--- BEGIN ---
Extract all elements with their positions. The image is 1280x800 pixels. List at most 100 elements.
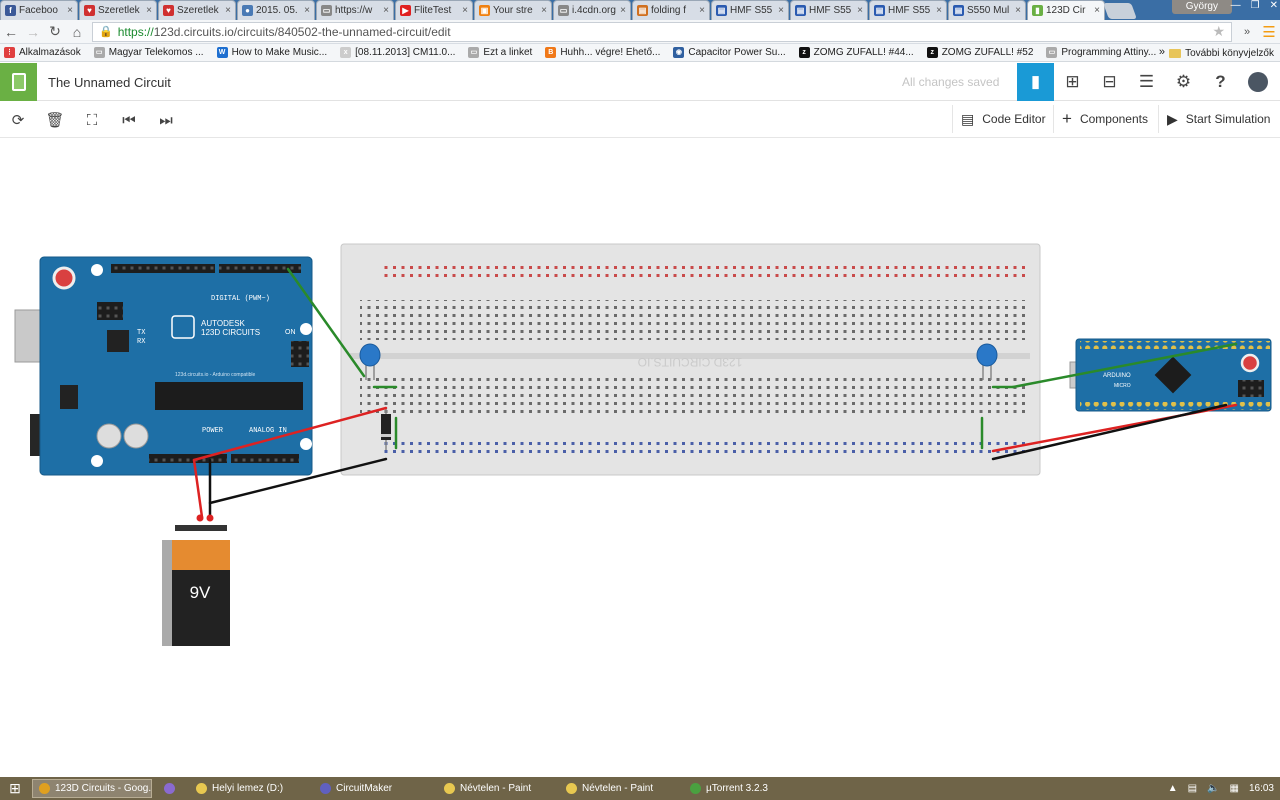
new-tab-button[interactable] [1103,3,1137,19]
language-icon[interactable]: ▦ [1230,783,1239,794]
tab-close-icon[interactable]: × [225,5,231,16]
components-list-icon[interactable]: ☰ [1128,63,1165,101]
browser-tab[interactable]: ▤ HMF S55 × [869,0,947,20]
taskbar-app[interactable]: Névtelen - Paint [438,779,556,798]
browser-tab[interactable]: ▤ S550 Mul × [948,0,1026,20]
home-icon[interactable]: ⌂ [66,24,88,40]
tab-close-icon[interactable]: × [541,5,547,16]
taskbar-app[interactable]: Helyi lemez (D:) [190,779,308,798]
bookmark-item[interactable]: W How to Make Music... [216,47,327,58]
code-editor-button[interactable]: ▤ Code Editor [952,105,1054,133]
browser-tab[interactable]: ♥ Szeretlek × [79,0,157,20]
tab-close-icon[interactable]: × [1015,5,1021,16]
pcb-view-icon[interactable]: ⊟ [1091,63,1128,101]
profile-chip[interactable]: György [1171,0,1232,14]
reload-icon[interactable]: ↻ [44,23,66,40]
bookmark-item[interactable]: ◉ Capacitor Power Su... [673,47,786,58]
tab-close-icon[interactable]: × [936,5,942,16]
browser-tab[interactable]: ▤ folding f × [632,0,710,20]
bookmark-favicon-icon: ◉ [673,47,685,58]
step-back-icon[interactable]: ⏮ [118,109,140,131]
browser-tab[interactable]: ▮ 123D Cir × [1027,0,1105,20]
bookmark-item[interactable]: z ZOMG ZUFALL! #52 [926,47,1033,58]
circuit-canvas[interactable]: AUTODESK 123D CIRCUITS ON DIGITAL (PWM~)… [0,138,1280,777]
breadboard[interactable]: 123D.CIRCUITS.IO [340,243,1041,476]
tab-title: HMF S55 [730,5,773,16]
avatar[interactable] [1239,63,1276,101]
arduino-micro-board[interactable]: ARDUINO MICRO [1069,338,1272,412]
circuit-title[interactable]: The Unnamed Circuit [48,75,171,90]
back-icon[interactable]: ← [0,24,22,40]
minimize-icon[interactable]: — [1231,0,1241,11]
bookmark-favicon-icon: ▭ [1046,47,1058,58]
tab-close-icon[interactable]: × [67,5,73,16]
volume-icon[interactable]: 🔈 [1207,783,1219,794]
tab-close-icon[interactable]: × [1094,5,1100,16]
tab-close-icon[interactable]: × [304,5,310,16]
close-window-icon[interactable]: ✕ [1270,0,1278,11]
tab-close-icon[interactable]: × [699,5,705,16]
bookmark-item[interactable]: ⋮ Alkalmazások [4,47,81,58]
browser-tab[interactable]: ▤ HMF S55 × [790,0,868,20]
arduino-uno-board[interactable]: AUTODESK 123D CIRCUITS ON DIGITAL (PWM~)… [14,256,313,476]
taskbar-app[interactable]: 123D Circuits - Goog... [32,779,152,798]
settings-gear-icon[interactable]: ⚙ [1165,63,1202,101]
bookmark-item[interactable]: ▭ Ezt a linket [468,47,532,58]
forward-icon[interactable]: → [22,24,44,40]
bookmark-item[interactable]: ▭ Magyar Telekomos ... [93,47,204,58]
menu-icon[interactable]: ☰ [1258,23,1280,41]
tab-close-icon[interactable]: × [146,5,152,16]
schematic-view-icon[interactable]: ⊞ [1054,63,1091,101]
tab-favicon-icon: ● [242,5,253,16]
browser-tab[interactable]: ♥ Szeretlek × [158,0,236,20]
battery-9v[interactable]: 9V [162,525,230,646]
clock[interactable]: 16:03 [1249,783,1274,794]
bookmark-favicon-icon: B [545,47,557,58]
address-bar[interactable]: 🔒 https:// 123d.circuits.io/circuits/840… [92,21,1232,42]
bookmark-label: Huhh... végre! Ehető... [560,47,661,58]
browser-tab[interactable]: ▤ HMF S55 × [711,0,789,20]
tray-up-arrow-icon[interactable]: ▲ [1168,783,1178,794]
browser-tab[interactable]: ▣ Your stre × [474,0,552,20]
fit-view-icon[interactable]: ⛶ [81,109,103,131]
rotate-icon[interactable]: ⟳ [7,109,29,131]
app-header: The Unnamed Circuit All changes saved ▮ … [0,63,1280,101]
taskbar-app[interactable]: Névtelen - Paint [560,779,678,798]
components-button[interactable]: + Components [1053,105,1156,133]
browser-tab[interactable]: f Faceboo × [0,0,78,20]
app-logo-icon[interactable] [0,63,37,101]
uno-analog-label: ANALOG IN [249,427,287,435]
tab-close-icon[interactable]: × [620,5,626,16]
help-icon[interactable]: ? [1202,63,1239,101]
tab-close-icon[interactable]: × [778,5,784,16]
browser-tab[interactable]: ● 2015. 05. × [237,0,315,20]
start-simulation-button[interactable]: ▶ Start Simulation [1158,105,1278,133]
tab-title: S550 Mul [967,5,1010,16]
bookmark-item[interactable]: z ZOMG ZUFALL! #44... [798,47,914,58]
bookmark-star-icon[interactable]: ★ [1212,23,1225,40]
maximize-icon[interactable]: ❐ [1251,0,1260,11]
taskbar-app[interactable]: µTorrent 3.2.3 [684,779,802,798]
bookmark-item[interactable]: ▭ Programming Attiny... [1046,47,1156,58]
taskbar-app[interactable]: CircuitMaker [314,779,432,798]
tab-favicon-icon: ▤ [716,5,727,16]
bookmarks-overflow-icon[interactable]: » [1159,46,1165,58]
start-button-icon[interactable]: ⊞ [0,777,30,800]
step-forward-icon[interactable]: ⏭ [155,109,177,131]
browser-tab[interactable]: ▭ https://w × [316,0,394,20]
network-icon[interactable]: ▤ [1188,783,1197,794]
extension-icon[interactable]: » [1236,26,1258,38]
tab-close-icon[interactable]: × [383,5,389,16]
browser-tab[interactable]: ▭ i.4cdn.org × [553,0,631,20]
taskbar-app-label: Névtelen - Paint [582,783,654,794]
taskbar-app[interactable] [158,779,186,798]
delete-icon[interactable]: 🗑 [44,109,66,131]
bookmark-item[interactable]: x [08.11.2013] CM11.0... [340,47,455,58]
tab-close-icon[interactable]: × [462,5,468,16]
tab-close-icon[interactable]: × [857,5,863,16]
breadboard-view-icon[interactable]: ▮ [1017,63,1054,101]
bookmark-item[interactable]: B Huhh... végre! Ehető... [545,47,660,58]
other-bookmarks-folder[interactable]: További könyvjelzők [1169,44,1274,62]
app-icon [164,783,175,794]
browser-tab[interactable]: ▶ FliteTest × [395,0,473,20]
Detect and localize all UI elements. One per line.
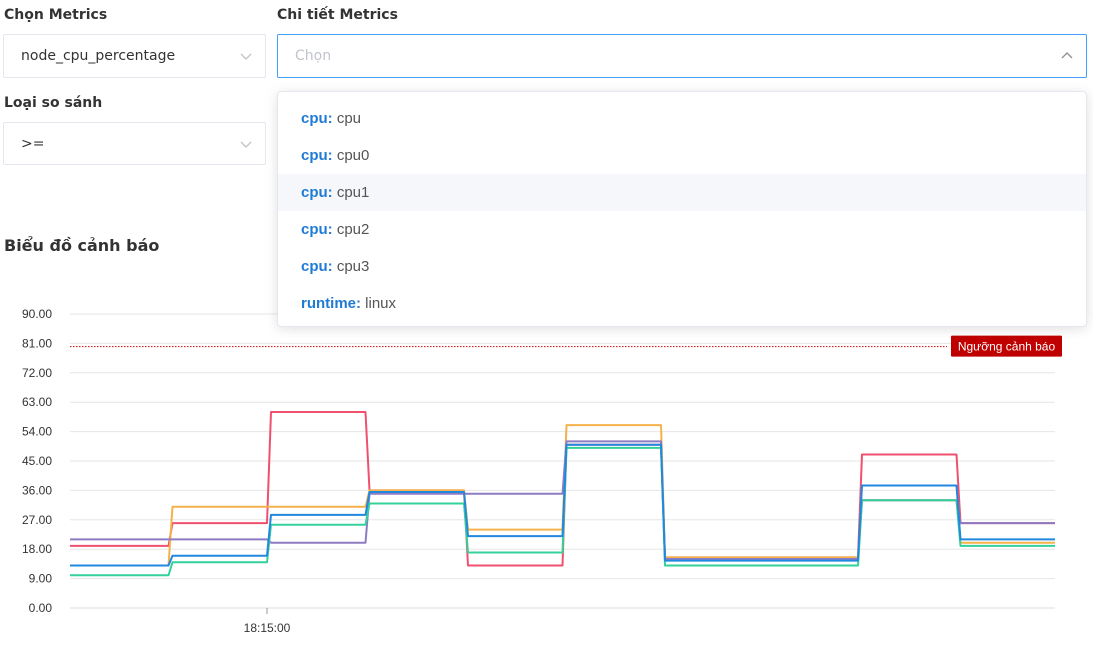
detail-select-placeholder: Chọn [295, 48, 332, 64]
chevron-down-icon [240, 141, 252, 148]
threshold-label: Ngưỡng cảnh báo [958, 340, 1056, 354]
y-tick-label: 36.00 [22, 483, 52, 497]
dropdown-option[interactable]: cpu: cpu0 [278, 137, 1086, 174]
metric-select-value: node_cpu_percentage [21, 48, 176, 64]
detail-select[interactable]: Chọn [277, 34, 1087, 78]
option-key: runtime: [301, 295, 361, 312]
option-value: cpu [336, 110, 362, 127]
option-key: cpu: [301, 110, 333, 127]
y-tick-label: 90.00 [22, 307, 52, 321]
y-tick-label: 45.00 [22, 454, 52, 468]
option-value: cpu3 [336, 258, 370, 275]
y-tick-label: 9.00 [29, 572, 53, 586]
option-value: cpu1 [336, 184, 370, 201]
y-tick-label: 63.00 [22, 395, 52, 409]
y-tick-label: 72.00 [22, 366, 52, 380]
metric-detail-dropdown: cpu: cpu cpu: cpu0 cpu: cpu1 cpu: cpu2 c… [277, 91, 1087, 327]
x-tick-label: 18:15:00 [244, 621, 291, 635]
y-tick-label: 27.00 [22, 513, 52, 527]
compare-select[interactable]: >= [3, 122, 266, 165]
option-value: cpu2 [336, 221, 370, 238]
y-tick-label: 54.00 [22, 425, 52, 439]
dropdown-option[interactable]: cpu: cpu2 [278, 211, 1086, 248]
alert-chart: 0.00 9.00 18.00 27.00 36.00 45.00 54.00 63.00 72… [22, 307, 1062, 635]
y-tick-label: 0.00 [29, 601, 53, 615]
option-value: linux [365, 295, 397, 312]
option-key: cpu: [301, 184, 333, 201]
compare-label: Loại so sánh [4, 95, 103, 111]
y-tick-label: 18.00 [22, 542, 52, 556]
detail-label: Chi tiết Metrics [277, 7, 398, 23]
dropdown-option[interactable]: runtime: linux [278, 285, 1086, 322]
y-tick-label: 81.00 [22, 336, 52, 350]
dropdown-option[interactable]: cpu: cpu1 [278, 174, 1086, 211]
option-key: cpu: [301, 221, 333, 238]
chevron-up-icon [1061, 52, 1073, 59]
option-key: cpu: [301, 147, 333, 164]
metric-select[interactable]: node_cpu_percentage [3, 34, 266, 78]
metric-label: Chọn Metrics [4, 7, 108, 23]
chart-section-title: Biểu đồ cảnh báo [4, 236, 160, 255]
option-key: cpu: [301, 258, 333, 275]
dropdown-option[interactable]: cpu: cpu [278, 100, 1086, 137]
compare-select-value: >= [21, 135, 45, 152]
dropdown-option[interactable]: cpu: cpu3 [278, 248, 1086, 285]
option-value: cpu0 [336, 147, 370, 164]
chevron-down-icon [240, 53, 252, 60]
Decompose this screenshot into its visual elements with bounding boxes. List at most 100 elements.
--- END ---
Transcribe the data from the line containing "new-tab-button[interactable] [1103,3,1137,19]" down to the line containing "taskbar-app[interactable]: 123D Circuits", including both of those lines.

new-tab-button[interactable] [1103,3,1137,19]
language-icon[interactable]: ▦ [1230,783,1239,794]
tab-close-icon[interactable]: × [225,5,231,16]
components-list-icon[interactable]: ☰ [1128,63,1165,101]
browser-tab[interactable]: ▤ HMF S55 × [869,0,947,20]
taskbar-app[interactable]: Névtelen - Paint [438,779,556,798]
browser-tab[interactable]: ▤ S550 Mul × [948,0,1026,20]
home-icon[interactable]: ⌂ [66,24,88,40]
tab-close-icon[interactable]: × [541,5,547,16]
taskbar-app[interactable]: Helyi lemez (D:) [190,779,308,798]
bookmark-item[interactable]: W How to Make Music... [216,47,327,58]
code-editor-button[interactable]: ▤ Code Editor [952,105,1054,133]
browser-tab[interactable]: ♥ Szeretlek × [79,0,157,20]
tab-close-icon[interactable]: × [1015,5,1021,16]
pcb-view-icon[interactable]: ⊟ [1091,63,1128,101]
profile-chip[interactable]: György [1171,0,1232,14]
reload-icon[interactable]: ↻ [44,23,66,40]
bookmark-item[interactable]: ◉ Capacitor Power Su... [673,47,786,58]
tab-close-icon[interactable]: × [936,5,942,16]
browser-tab[interactable]: ▤ folding f × [632,0,710,20]
bookmark-favicon-icon: ◉ [673,47,685,58]
step-back-icon[interactable]: ⏮ [118,109,140,131]
browser-tab[interactable]: ▮ 123D Cir × [1027,0,1105,20]
bookmark-item[interactable]: z ZOMG ZUFALL! #52 [926,47,1033,58]
circuit-canvas[interactable]: AUTODESK 123D CIRCUITS ON DIGITAL (PWM~)… [0,138,1280,777]
breadboard[interactable]: 123D.CIRCUITS.IO [340,243,1041,476]
tab-title: HMF S55 [730,5,773,16]
avatar[interactable] [1239,63,1276,101]
arduino-micro-board[interactable]: ARDUINO MICRO [1069,338,1272,412]
circuit-title[interactable]: The Unnamed Circuit [48,75,171,90]
back-icon[interactable]: ← [0,24,22,40]
minimize-icon[interactable]: — [1231,0,1241,11]
bookmark-favicon-icon: ▭ [1046,47,1058,58]
tab-close-icon[interactable]: × [67,5,73,16]
volume-icon[interactable]: 🔈 [1207,783,1219,794]
tab-close-icon[interactable]: × [1094,5,1100,16]
tab-close-icon[interactable]: × [304,5,310,16]
close-window-icon[interactable]: ✕ [1270,0,1278,11]
tab-close-icon[interactable]: × [699,5,705,16]
bookmark-item[interactable]: ⋮ Alkalmazások [4,47,81,58]
browser-tab[interactable]: ▤ HMF S55 × [790,0,868,20]
arduino-uno-board[interactable]: AUTODESK 123D CIRCUITS ON DIGITAL (PWM~)… [14,256,313,476]
taskbar-app[interactable]: 123D Circuits - Goog... [32,779,152,798]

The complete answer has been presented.